Dataset rows about figures

= = = = = = =

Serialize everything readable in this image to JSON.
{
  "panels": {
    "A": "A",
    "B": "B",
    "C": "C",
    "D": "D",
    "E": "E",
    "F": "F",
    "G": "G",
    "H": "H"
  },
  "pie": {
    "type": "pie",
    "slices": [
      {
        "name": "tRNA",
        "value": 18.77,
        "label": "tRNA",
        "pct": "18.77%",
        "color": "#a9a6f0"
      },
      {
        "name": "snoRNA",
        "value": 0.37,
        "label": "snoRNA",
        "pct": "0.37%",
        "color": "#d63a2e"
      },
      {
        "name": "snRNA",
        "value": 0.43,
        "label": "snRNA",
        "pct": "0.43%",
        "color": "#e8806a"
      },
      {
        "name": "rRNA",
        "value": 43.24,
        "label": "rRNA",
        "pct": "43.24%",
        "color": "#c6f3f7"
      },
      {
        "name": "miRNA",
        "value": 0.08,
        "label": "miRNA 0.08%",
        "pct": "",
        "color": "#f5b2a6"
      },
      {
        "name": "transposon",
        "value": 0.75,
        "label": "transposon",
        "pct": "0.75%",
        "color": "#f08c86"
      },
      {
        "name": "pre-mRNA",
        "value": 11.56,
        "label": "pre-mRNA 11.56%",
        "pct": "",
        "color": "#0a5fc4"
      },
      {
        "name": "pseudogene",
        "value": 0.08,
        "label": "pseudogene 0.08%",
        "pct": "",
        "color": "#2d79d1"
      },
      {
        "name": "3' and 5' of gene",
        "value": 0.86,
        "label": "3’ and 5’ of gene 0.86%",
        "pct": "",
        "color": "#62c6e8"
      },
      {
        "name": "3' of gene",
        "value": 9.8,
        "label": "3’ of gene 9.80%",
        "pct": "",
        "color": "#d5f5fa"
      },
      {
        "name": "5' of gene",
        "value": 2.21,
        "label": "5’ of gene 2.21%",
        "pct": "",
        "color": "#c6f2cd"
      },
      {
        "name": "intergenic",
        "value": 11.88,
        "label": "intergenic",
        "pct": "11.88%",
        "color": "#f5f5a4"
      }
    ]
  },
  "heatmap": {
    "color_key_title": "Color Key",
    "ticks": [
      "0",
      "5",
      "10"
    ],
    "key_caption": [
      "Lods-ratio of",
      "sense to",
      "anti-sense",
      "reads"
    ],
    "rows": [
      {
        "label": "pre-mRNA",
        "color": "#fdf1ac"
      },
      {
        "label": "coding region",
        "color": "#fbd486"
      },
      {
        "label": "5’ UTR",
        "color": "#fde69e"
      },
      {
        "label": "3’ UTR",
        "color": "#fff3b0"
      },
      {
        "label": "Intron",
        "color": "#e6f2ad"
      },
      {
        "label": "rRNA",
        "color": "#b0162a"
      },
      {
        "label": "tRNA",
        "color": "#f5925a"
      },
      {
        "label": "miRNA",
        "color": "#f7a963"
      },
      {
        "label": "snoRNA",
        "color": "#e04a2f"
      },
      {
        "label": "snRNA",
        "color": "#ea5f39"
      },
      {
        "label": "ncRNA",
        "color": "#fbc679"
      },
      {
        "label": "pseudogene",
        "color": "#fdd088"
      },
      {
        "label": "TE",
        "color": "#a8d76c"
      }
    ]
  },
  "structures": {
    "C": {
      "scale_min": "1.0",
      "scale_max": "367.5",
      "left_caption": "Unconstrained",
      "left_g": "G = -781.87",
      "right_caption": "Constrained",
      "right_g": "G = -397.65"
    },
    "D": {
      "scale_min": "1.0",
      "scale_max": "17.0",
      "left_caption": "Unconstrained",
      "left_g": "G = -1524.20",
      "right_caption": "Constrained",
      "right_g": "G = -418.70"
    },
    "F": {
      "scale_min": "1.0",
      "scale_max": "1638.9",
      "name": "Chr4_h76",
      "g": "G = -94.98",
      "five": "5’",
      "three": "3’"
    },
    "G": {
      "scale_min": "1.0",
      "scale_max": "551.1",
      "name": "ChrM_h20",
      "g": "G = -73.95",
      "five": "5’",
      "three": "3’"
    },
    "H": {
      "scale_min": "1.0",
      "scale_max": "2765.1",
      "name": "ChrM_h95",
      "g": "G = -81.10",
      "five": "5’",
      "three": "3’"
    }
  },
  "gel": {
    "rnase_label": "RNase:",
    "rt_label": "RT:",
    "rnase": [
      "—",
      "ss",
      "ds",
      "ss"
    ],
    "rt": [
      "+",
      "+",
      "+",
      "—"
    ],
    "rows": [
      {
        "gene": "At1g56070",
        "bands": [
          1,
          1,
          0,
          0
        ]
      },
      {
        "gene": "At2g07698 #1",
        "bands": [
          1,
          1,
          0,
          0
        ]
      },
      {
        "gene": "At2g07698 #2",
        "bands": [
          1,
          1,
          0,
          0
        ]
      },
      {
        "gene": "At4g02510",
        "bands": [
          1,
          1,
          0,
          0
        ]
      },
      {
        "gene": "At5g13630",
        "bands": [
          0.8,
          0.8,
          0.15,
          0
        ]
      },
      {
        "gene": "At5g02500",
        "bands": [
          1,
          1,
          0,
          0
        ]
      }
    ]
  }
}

= = = = = = =

**REQUIRED WORK**: Whenever the word "mRNA" shows up in a line above, copy that line.

**RESPONSE TO THE EXERCISE**:
        "name": "pre-mRNA",
        "label": "pre-mRNA 11.56%",
        "label": "pre-mRNA",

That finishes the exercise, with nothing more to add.